*** Input for this task ***

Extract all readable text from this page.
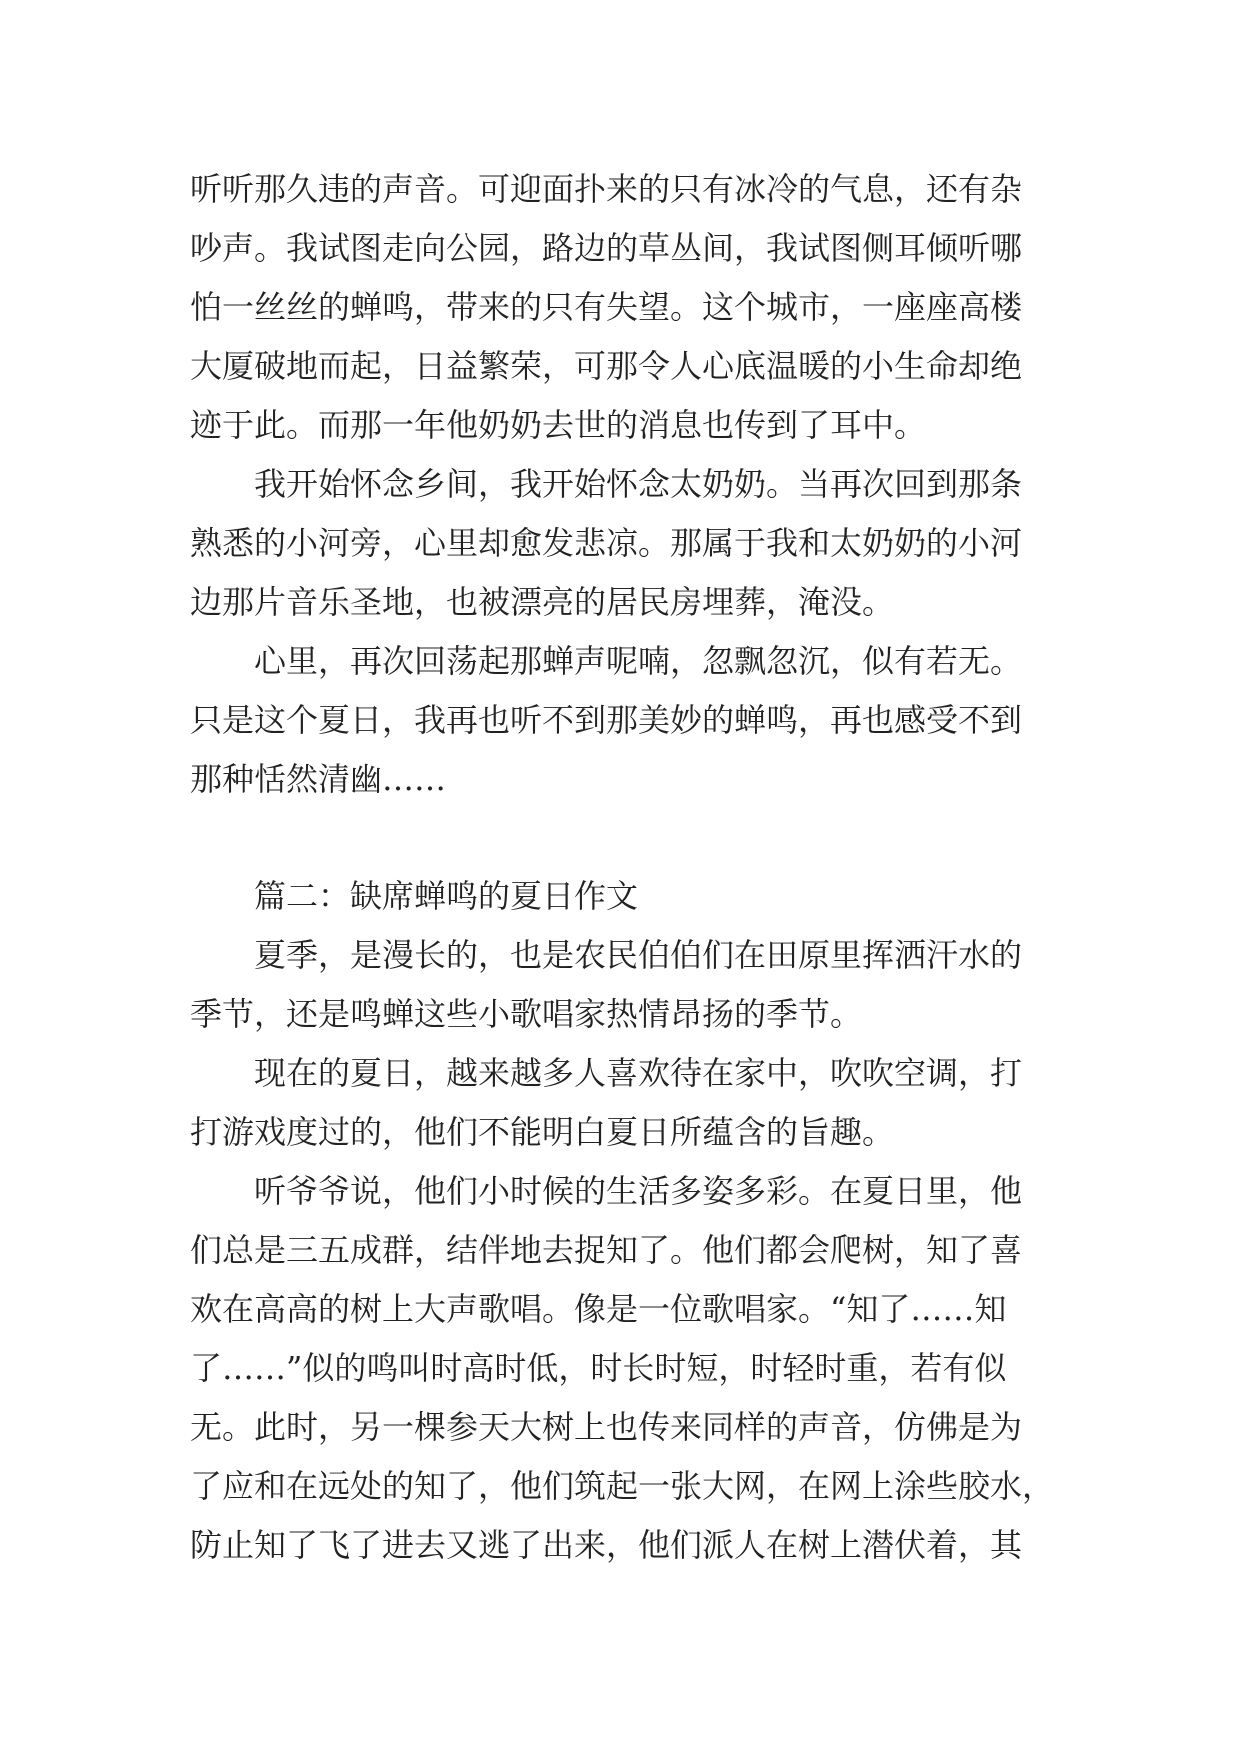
听听那久违的声音。可迎面扑来的只有冰冷的气息，还有杂
吵声。我试图走向公园，路边的草丛间，我试图侧耳倾听哪
怕一丝丝的蝉鸣，带来的只有失望。这个城市，一座座高楼
大厦破地而起，日益繁荣，可那令人心底温暖的小生命却绝
迹于此。而那一年他奶奶去世的消息也传到了耳中。
我开始怀念乡间，我开始怀念太奶奶。当再次回到那条
熟悉的小河旁，心里却愈发悲凉。那属于我和太奶奶的小河
边那片音乐圣地，也被漂亮的居民房埋葬，淹没。
心里，再次回荡起那蝉声呢喃，忽飘忽沉，似有若无。
只是这个夏日，我再也听不到那美妙的蝉鸣，再也感受不到
那种恬然清幽……
篇二：缺席蝉鸣的夏日作文
夏季，是漫长的，也是农民伯伯们在田原里挥洒汗水的
季节，还是鸣蝉这些小歌唱家热情昂扬的季节。
现在的夏日，越来越多人喜欢待在家中，吹吹空调，打
打游戏度过的，他们不能明白夏日所蕴含的旨趣。
听爷爷说，他们小时候的生活多姿多彩。在夏日里，他
们总是三五成群，结伴地去捉知了。他们都会爬树，知了喜
欢在高高的树上大声歌唱。像是一位歌唱家。“知了……知
了……”似的鸣叫时高时低，时长时短，时轻时重，若有似
无。此时，另一棵参天大树上也传来同样的声音，仿佛是为
了应和在远处的知了，他们筑起一张大网，在网上涂些胶水，
防止知了飞了进去又逃了出来，他们派人在树上潜伏着，其
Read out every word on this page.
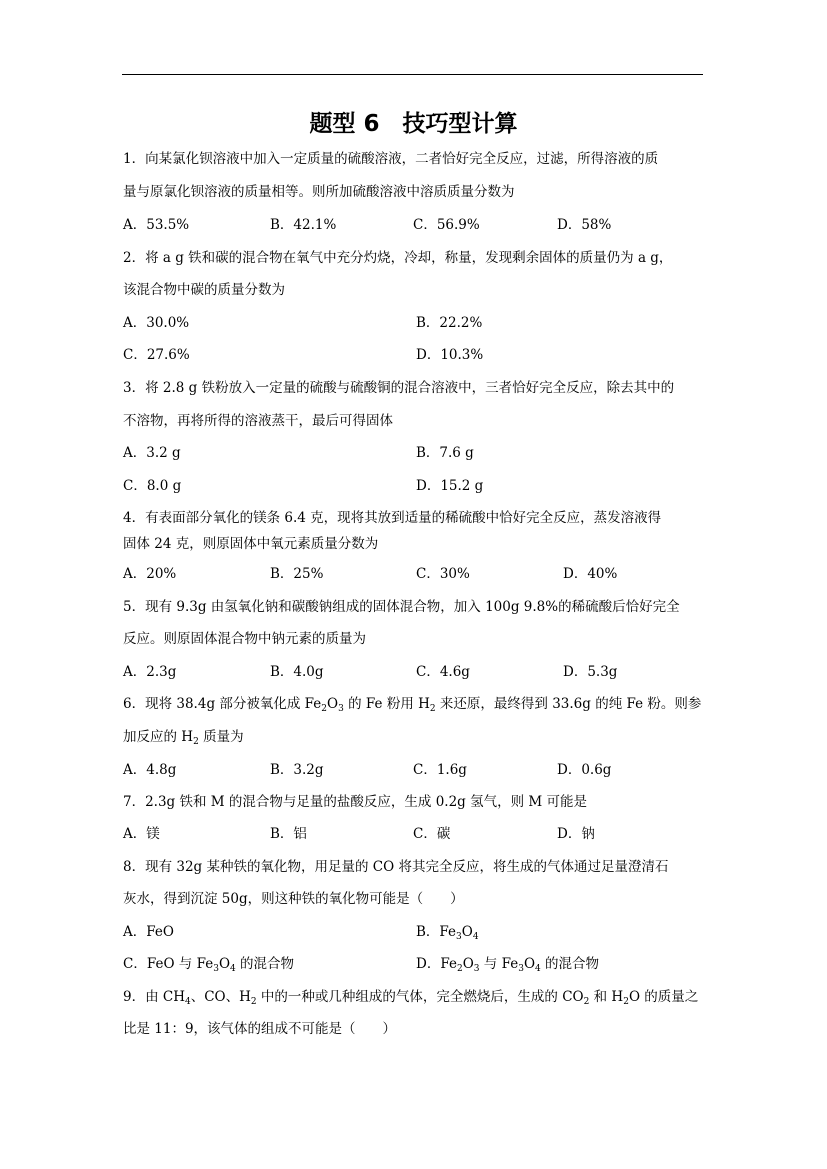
题型 6　技巧型计算
1．向某氯化钡溶液中加入一定质量的硫酸溶液，二者恰好完全反应，过滤，所得溶液的质
量与原氯化钡溶液的质量相等。则所加硫酸溶液中溶质质量分数为
A．53.5%	B．42.1%	C．56.9%	D．58%
2．将 a g 铁和碳的混合物在氧气中充分灼烧，冷却，称量，发现剩余固体的质量仍为 a g，
该混合物中碳的质量分数为
A．30.0%	B．22.2%
C．27.6%	D．10.3%
3．将 2.8 g 铁粉放入一定量的硫酸与硫酸铜的混合溶液中，三者恰好完全反应，除去其中的
不溶物，再将所得的溶液蒸干，最后可得固体
A．3.2 g	B．7.6 g
C．8.0 g	D．15.2 g
4．有表面部分氧化的镁条 6.4 克，现将其放到适量的稀硫酸中恰好完全反应，蒸发溶液得
固体 24 克，则原固体中氧元素质量分数为
A．20%	B．25%	C．30%	D．40%
5．现有 9.3g 由氢氧化钠和碳酸钠组成的固体混合物，加入 100g 9.8%的稀硫酸后恰好完全
反应。则原固体混合物中钠元素的质量为
A．2.3g	B．4.0g	C．4.6g	D．5.3g
6．现将 38.4g 部分被氧化成 $Fe_2O_3$ 的 Fe 粉用 $H_2$ 来还原，最终得到 33.6g 的纯 Fe 粉。则参
加反应的 $H_2$ 质量为
A．4.8g	B．3.2g	C．1.6g	D．0.6g
7．2.3g 铁和 M 的混合物与足量的盐酸反应，生成 0.2g 氢气，则 M 可能是
A．镁	B．铝	C．碳	D．钠
8．现有 32g 某种铁的氧化物，用足量的 CO 将其完全反应，将生成的气体通过足量澄清石
灰水，得到沉淀 50g，则这种铁的氧化物可能是（　　）
A．FeO	B．$Fe_3O_4$
C．FeO 与 $Fe_3O_4$ 的混合物	D．$Fe_2O_3$ 与 $Fe_3O_4$ 的混合物
9．由 $CH_4$、CO、$H_2$ 中的一种或几种组成的气体，完全燃烧后，生成的 $CO_2$ 和 $H_2O$ 的质量之
比是 11：9，该气体的组成不可能是（　　）
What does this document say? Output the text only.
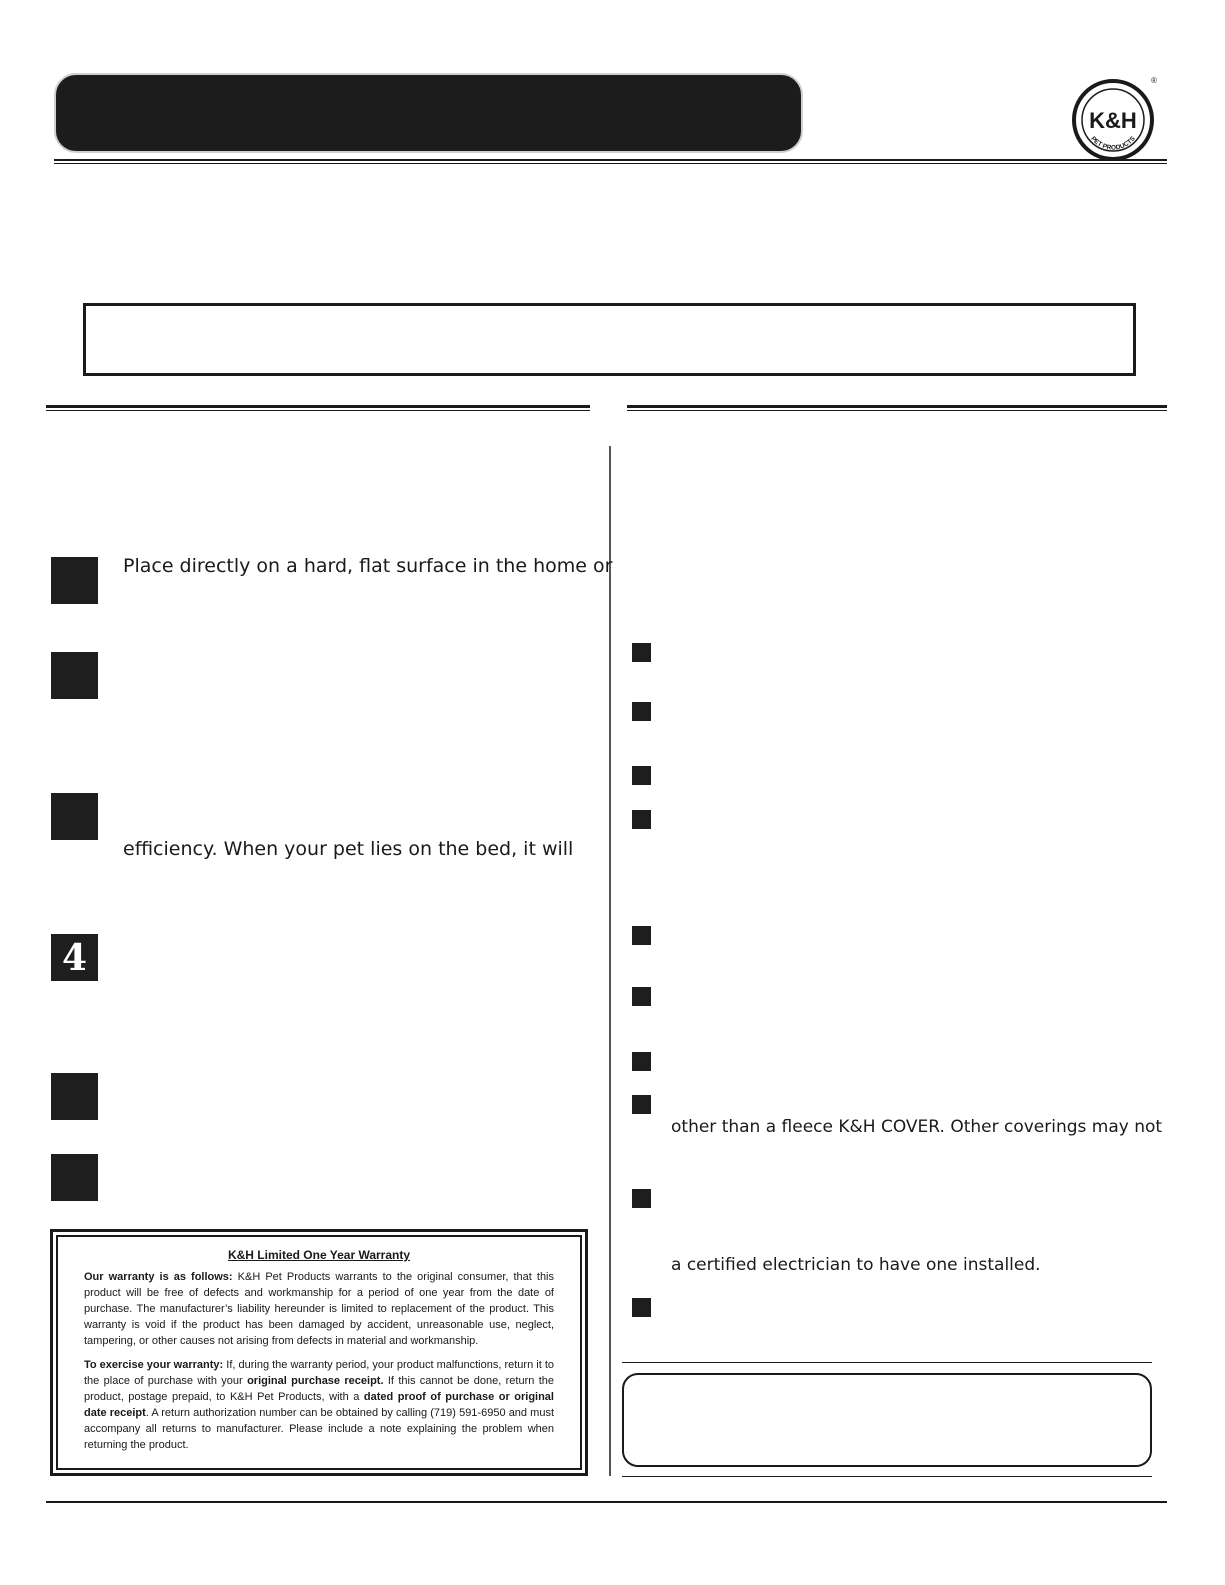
K&H
PET PRODUCTS
®
Place directly on a hard, flat surface in the home or
efficiency. When your pet lies on the bed, it will
4
K&H Limited One Year Warranty

Our warranty is as follows: K&H Pet Products warrants to the original consumer, that this product will be free of defects and workmanship for a period of one year from the date of purchase. The manufacturer’s liability hereunder is limited to replacement of the product. This warranty is void if the product has been damaged by accident, unreasonable use, neglect, tampering, or other causes not arising from defects in material and workmanship.

To exercise your warranty: If, during the warranty period, your product malfunctions, return it to the place of purchase with your original purchase receipt. If this cannot be done, return the product, postage prepaid, to K&H Pet Products, with a dated proof of purchase or original date receipt. A return authorization number can be obtained by calling (719) 591-6950 and must accompany all returns to manufacturer. Please include a note explaining the problem when returning the product.

other than a fleece K&H COVER. Other coverings may not
a certified electrician to have one installed.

***

Repeat the listing in full and exactly. Leave any pictures out.

Reply to the task:
Extract all readable text from this page.
听听那久违的声音。可迎面扑来的只有冰冷的气息，还有杂
吵声。我试图走向公园，路边的草丛间，我试图侧耳倾听哪
怕一丝丝的蝉鸣，带来的只有失望。这个城市，一座座高楼
大厦破地而起，日益繁荣，可那令人心底温暖的小生命却绝
迹于此。而那一年他奶奶去世的消息也传到了耳中。
我开始怀念乡间，我开始怀念太奶奶。当再次回到那条
熟悉的小河旁，心里却愈发悲凉。那属于我和太奶奶的小河
边那片音乐圣地，也被漂亮的居民房埋葬，淹没。
心里，再次回荡起那蝉声呢喃，忽飘忽沉，似有若无。
只是这个夏日，我再也听不到那美妙的蝉鸣，再也感受不到
那种恬然清幽……
篇二：缺席蝉鸣的夏日作文
夏季，是漫长的，也是农民伯伯们在田原里挥洒汗水的
季节，还是鸣蝉这些小歌唱家热情昂扬的季节。
现在的夏日，越来越多人喜欢待在家中，吹吹空调，打
打游戏度过的，他们不能明白夏日所蕴含的旨趣。
听爷爷说，他们小时候的生活多姿多彩。在夏日里，他
们总是三五成群，结伴地去捉知了。他们都会爬树，知了喜
欢在高高的树上大声歌唱。像是一位歌唱家。“知了……知
了……”似的鸣叫时高时低，时长时短，时轻时重，若有似
无。此时，另一棵参天大树上也传来同样的声音，仿佛是为
了应和在远处的知了，他们筑起一张大网，在网上涂些胶水，
防止知了飞了进去又逃了出来，他们派人在树上潜伏着，其
Read out every word on this page.
题型 6　技巧型计算
1．向某氯化钡溶液中加入一定质量的硫酸溶液，二者恰好完全反应，过滤，所得溶液的质
量与原氯化钡溶液的质量相等。则所加硫酸溶液中溶质质量分数为
A．53.5%	B．42.1%	C．56.9%	D．58%
2．将 a g 铁和碳的混合物在氧气中充分灼烧，冷却，称量，发现剩余固体的质量仍为 a g，
该混合物中碳的质量分数为
A．30.0%	B．22.2%
C．27.6%	D．10.3%
3．将 2.8 g 铁粉放入一定量的硫酸与硫酸铜的混合溶液中，三者恰好完全反应，除去其中的
不溶物，再将所得的溶液蒸干，最后可得固体
A．3.2 g	B．7.6 g
C．8.0 g	D．15.2 g
4．有表面部分氧化的镁条 6.4 克，现将其放到适量的稀硫酸中恰好完全反应，蒸发溶液得
固体 24 克，则原固体中氧元素质量分数为
A．20%	B．25%	C．30%	D．40%
5．现有 9.3g 由氢氧化钠和碳酸钠组成的固体混合物，加入 100g 9.8%的稀硫酸后恰好完全
反应。则原固体混合物中钠元素的质量为
A．2.3g	B．4.0g	C．4.6g	D．5.3g
6．现将 38.4g 部分被氧化成 $Fe_2O_3$ 的 Fe 粉用 $H_2$ 来还原，最终得到 33.6g 的纯 Fe 粉。则参
加反应的 $H_2$ 质量为
A．4.8g	B．3.2g	C．1.6g	D．0.6g
7．2.3g 铁和 M 的混合物与足量的盐酸反应，生成 0.2g 氢气，则 M 可能是
A．镁	B．铝	C．碳	D．钠
8．现有 32g 某种铁的氧化物，用足量的 CO 将其完全反应，将生成的气体通过足量澄清石
灰水，得到沉淀 50g，则这种铁的氧化物可能是（　　）
A．FeO	B．$Fe_3O_4$
C．FeO 与 $Fe_3O_4$ 的混合物	D．$Fe_2O_3$ 与 $Fe_3O_4$ 的混合物
9．由 $CH_4$、CO、$H_2$ 中的一种或几种组成的气体，完全燃烧后，生成的 $CO_2$ 和 $H_2O$ 的质量之
比是 11：9，该气体的组成不可能是（　　）
What does this document say? Output the text only.
K&H
PET PRODUCTS
®
Place directly on a hard, flat surface in the home or
efficiency. When your pet lies on the bed, it will
4
K&H Limited One Year Warranty

Our warranty is as follows: K&H Pet Products warrants to the original consumer, that this product will be free of defects and workmanship for a period of one year from the date of purchase. The manufacturer’s liability hereunder is limited to replacement of the product. This warranty is void if the product has been damaged by accident, unreasonable use, neglect, tampering, or other causes not arising from defects in material and workmanship.

To exercise your warranty: If, during the warranty period, your product malfunctions, return it to the place of purchase with your original purchase receipt. If this cannot be done, return the product, postage prepaid, to K&H Pet Products, with a dated proof of purchase or original date receipt. A return authorization number can be obtained by calling (719) 591-6950 and must accompany all returns to manufacturer. Please include a note explaining the problem when returning the product.

other than a fleece K&H COVER. Other coverings may not
a certified electrician to have one installed.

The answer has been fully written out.